Please count the lines in the records below that contain the word "Never". Reply with only the number.

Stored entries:
[Begin]

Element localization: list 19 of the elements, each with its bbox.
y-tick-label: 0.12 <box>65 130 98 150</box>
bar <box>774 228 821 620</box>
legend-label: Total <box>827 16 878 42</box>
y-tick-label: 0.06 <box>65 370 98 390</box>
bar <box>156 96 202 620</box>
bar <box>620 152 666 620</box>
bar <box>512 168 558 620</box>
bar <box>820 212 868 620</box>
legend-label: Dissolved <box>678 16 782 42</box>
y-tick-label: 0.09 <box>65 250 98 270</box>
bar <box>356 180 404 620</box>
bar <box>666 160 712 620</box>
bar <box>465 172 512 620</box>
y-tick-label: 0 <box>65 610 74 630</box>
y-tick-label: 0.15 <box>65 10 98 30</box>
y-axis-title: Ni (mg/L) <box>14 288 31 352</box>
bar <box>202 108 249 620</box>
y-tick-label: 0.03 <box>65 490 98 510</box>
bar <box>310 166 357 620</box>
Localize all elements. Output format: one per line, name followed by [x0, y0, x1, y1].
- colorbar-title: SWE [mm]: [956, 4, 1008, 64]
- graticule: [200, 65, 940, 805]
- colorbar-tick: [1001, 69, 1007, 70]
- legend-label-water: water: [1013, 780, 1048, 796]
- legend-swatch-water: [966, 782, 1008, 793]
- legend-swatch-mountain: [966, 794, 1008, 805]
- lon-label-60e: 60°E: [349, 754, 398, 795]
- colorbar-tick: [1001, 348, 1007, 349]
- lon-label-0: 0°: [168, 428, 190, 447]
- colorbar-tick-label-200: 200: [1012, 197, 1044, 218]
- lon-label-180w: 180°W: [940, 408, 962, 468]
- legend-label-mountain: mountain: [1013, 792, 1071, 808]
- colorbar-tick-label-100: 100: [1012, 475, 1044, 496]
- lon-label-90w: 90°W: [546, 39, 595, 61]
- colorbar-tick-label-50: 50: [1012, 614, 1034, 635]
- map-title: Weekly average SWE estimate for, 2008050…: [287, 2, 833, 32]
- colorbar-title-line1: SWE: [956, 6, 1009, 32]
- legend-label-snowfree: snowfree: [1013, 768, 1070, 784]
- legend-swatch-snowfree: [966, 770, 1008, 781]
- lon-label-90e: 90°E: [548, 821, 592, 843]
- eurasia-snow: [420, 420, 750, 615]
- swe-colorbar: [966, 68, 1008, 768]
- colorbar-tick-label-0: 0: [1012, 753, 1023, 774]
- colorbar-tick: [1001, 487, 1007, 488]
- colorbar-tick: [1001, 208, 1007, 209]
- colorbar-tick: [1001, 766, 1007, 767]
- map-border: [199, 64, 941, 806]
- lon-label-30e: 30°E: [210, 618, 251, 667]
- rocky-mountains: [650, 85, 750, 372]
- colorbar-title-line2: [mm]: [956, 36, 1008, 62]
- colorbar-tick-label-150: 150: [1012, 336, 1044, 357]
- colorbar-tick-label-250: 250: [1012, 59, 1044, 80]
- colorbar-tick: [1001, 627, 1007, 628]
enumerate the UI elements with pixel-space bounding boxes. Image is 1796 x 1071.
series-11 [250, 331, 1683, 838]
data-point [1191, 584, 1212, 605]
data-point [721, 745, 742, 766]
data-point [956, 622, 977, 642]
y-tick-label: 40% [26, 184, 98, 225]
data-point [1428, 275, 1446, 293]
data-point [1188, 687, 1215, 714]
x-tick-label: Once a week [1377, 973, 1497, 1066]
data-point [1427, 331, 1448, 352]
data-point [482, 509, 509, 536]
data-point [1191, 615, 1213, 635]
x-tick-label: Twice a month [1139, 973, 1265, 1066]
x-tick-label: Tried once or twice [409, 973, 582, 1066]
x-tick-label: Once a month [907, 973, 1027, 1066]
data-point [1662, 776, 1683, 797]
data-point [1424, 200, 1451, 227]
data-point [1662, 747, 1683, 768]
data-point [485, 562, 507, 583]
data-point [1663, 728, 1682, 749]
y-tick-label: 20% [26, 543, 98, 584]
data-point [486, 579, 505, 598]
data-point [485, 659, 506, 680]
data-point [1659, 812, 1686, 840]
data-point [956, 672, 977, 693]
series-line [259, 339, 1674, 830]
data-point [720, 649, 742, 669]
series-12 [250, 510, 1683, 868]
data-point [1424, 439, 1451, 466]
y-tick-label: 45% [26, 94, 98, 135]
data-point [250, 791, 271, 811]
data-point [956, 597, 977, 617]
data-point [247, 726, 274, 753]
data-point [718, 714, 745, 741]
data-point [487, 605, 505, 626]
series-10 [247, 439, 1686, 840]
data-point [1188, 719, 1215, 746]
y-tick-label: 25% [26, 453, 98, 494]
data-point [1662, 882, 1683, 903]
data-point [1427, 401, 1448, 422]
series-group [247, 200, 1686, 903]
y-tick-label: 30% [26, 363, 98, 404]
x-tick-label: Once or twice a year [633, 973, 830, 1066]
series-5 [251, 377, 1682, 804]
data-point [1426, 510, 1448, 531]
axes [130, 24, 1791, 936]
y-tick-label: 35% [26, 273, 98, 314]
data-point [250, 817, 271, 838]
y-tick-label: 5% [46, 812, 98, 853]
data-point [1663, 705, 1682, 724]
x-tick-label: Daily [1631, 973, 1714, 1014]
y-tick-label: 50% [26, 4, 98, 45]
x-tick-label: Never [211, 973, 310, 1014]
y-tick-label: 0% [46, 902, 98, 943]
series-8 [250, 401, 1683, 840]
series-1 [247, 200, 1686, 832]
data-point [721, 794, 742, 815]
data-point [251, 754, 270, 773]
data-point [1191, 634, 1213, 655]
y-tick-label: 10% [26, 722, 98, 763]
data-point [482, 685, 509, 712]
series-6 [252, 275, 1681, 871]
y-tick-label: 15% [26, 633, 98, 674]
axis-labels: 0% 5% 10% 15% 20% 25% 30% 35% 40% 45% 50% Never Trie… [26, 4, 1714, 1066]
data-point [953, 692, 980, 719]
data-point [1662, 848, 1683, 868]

[End]

The output
2